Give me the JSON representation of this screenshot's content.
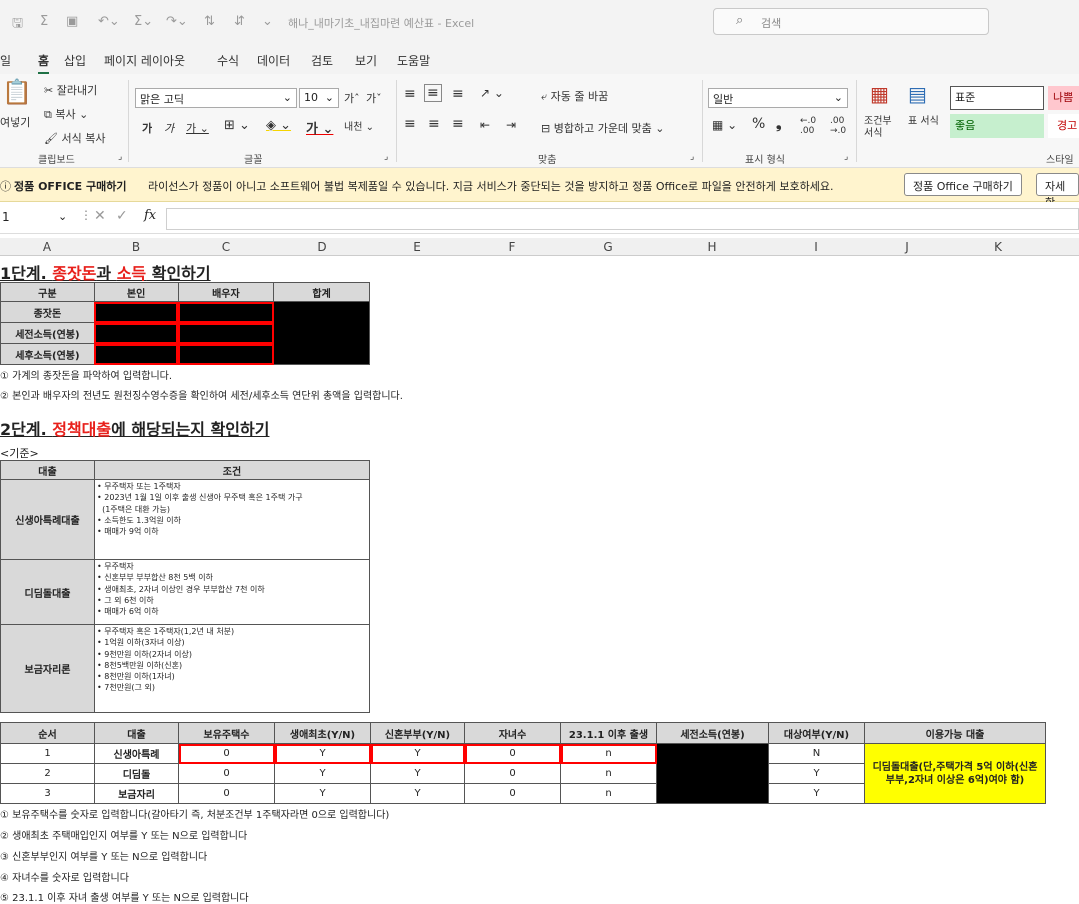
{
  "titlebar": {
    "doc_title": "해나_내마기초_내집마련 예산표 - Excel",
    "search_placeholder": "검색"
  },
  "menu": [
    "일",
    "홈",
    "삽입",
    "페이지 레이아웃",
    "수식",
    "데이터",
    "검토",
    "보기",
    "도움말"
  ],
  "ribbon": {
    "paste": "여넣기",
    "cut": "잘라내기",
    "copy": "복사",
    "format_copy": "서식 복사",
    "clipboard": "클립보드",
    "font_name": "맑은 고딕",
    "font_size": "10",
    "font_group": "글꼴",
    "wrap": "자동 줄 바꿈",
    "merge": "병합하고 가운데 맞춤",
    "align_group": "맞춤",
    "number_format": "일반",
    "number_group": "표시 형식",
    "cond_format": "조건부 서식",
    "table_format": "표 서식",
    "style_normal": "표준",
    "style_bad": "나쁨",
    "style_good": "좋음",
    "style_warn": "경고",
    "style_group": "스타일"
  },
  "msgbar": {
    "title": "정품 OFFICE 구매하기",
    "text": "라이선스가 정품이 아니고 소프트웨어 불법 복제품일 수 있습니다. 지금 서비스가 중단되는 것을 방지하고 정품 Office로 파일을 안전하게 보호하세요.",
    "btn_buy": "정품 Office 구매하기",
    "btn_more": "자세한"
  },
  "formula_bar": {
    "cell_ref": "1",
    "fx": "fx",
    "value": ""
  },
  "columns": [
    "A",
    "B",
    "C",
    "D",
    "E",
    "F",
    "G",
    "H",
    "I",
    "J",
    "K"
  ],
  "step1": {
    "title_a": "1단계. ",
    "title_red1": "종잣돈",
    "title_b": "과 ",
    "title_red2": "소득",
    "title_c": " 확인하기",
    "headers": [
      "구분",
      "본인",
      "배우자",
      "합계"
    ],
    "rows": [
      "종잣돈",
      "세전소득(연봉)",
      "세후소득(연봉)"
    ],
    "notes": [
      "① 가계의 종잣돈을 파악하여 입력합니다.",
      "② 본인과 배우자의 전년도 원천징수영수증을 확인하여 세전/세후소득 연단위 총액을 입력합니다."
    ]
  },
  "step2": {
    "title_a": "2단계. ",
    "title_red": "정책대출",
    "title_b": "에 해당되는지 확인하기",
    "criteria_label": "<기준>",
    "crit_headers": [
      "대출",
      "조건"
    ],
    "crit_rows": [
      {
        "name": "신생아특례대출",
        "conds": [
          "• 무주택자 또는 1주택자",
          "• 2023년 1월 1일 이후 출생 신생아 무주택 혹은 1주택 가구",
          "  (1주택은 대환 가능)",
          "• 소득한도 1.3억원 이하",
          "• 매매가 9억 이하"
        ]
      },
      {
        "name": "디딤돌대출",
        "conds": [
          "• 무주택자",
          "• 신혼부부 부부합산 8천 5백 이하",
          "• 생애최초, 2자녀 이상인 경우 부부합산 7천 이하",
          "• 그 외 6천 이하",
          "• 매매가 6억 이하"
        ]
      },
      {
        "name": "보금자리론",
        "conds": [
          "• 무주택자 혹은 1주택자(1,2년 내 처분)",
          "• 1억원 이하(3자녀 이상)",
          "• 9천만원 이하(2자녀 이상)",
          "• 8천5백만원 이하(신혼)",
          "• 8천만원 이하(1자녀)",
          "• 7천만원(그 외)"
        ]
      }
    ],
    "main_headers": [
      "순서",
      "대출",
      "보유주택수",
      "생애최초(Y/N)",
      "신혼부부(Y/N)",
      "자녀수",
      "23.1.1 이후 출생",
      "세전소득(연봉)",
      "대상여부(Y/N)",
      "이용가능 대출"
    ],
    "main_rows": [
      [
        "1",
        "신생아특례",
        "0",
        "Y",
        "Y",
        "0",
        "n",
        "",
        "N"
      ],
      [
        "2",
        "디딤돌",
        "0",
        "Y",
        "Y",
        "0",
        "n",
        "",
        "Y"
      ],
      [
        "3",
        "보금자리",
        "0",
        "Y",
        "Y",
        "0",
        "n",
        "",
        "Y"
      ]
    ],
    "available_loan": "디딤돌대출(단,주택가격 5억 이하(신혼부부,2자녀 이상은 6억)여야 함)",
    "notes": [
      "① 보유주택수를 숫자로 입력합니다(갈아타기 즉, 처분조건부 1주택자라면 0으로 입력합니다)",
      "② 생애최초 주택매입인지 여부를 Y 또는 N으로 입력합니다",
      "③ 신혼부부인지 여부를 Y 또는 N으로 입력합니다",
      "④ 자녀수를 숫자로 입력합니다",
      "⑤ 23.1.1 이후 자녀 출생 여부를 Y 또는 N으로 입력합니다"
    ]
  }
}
◇ ◇ ◇
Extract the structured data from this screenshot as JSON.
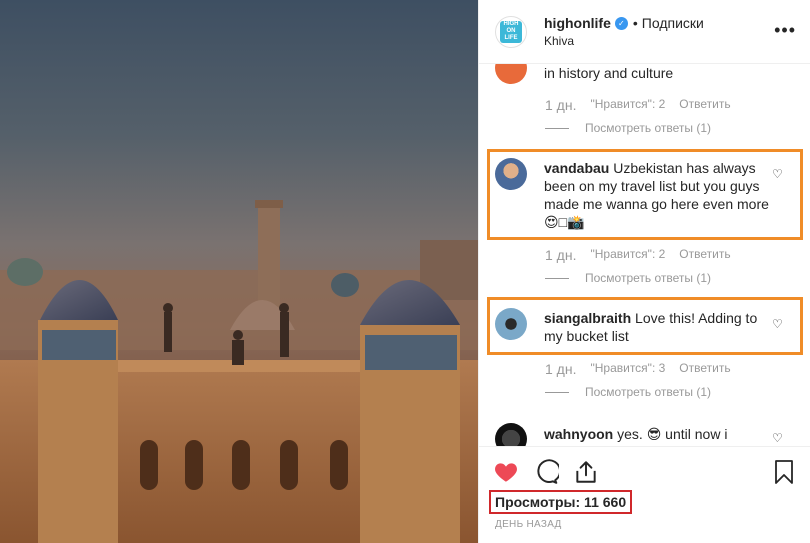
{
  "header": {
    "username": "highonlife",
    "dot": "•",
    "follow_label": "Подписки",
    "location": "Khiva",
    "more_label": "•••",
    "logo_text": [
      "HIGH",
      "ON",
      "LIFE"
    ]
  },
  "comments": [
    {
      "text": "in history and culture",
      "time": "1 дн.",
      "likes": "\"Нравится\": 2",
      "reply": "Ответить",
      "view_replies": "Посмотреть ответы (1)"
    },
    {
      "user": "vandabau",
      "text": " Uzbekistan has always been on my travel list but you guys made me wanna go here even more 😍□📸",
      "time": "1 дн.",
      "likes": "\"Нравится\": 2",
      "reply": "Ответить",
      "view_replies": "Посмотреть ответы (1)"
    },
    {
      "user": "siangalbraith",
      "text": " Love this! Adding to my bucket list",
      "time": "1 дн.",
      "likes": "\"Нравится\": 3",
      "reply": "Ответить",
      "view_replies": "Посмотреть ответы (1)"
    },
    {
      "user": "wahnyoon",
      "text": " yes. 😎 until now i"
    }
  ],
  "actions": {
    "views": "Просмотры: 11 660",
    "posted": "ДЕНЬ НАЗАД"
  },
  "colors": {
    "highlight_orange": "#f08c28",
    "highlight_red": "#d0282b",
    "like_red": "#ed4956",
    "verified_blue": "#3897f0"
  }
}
◇ ◇ ◇
Task »
Where a line above includes "this", copy that line.

Expected answer »
Give me the JSON representation of this screenshot's content.
Extract the structured data from this screenshot as JSON.
      "text": " Love this! Adding to my bucket list",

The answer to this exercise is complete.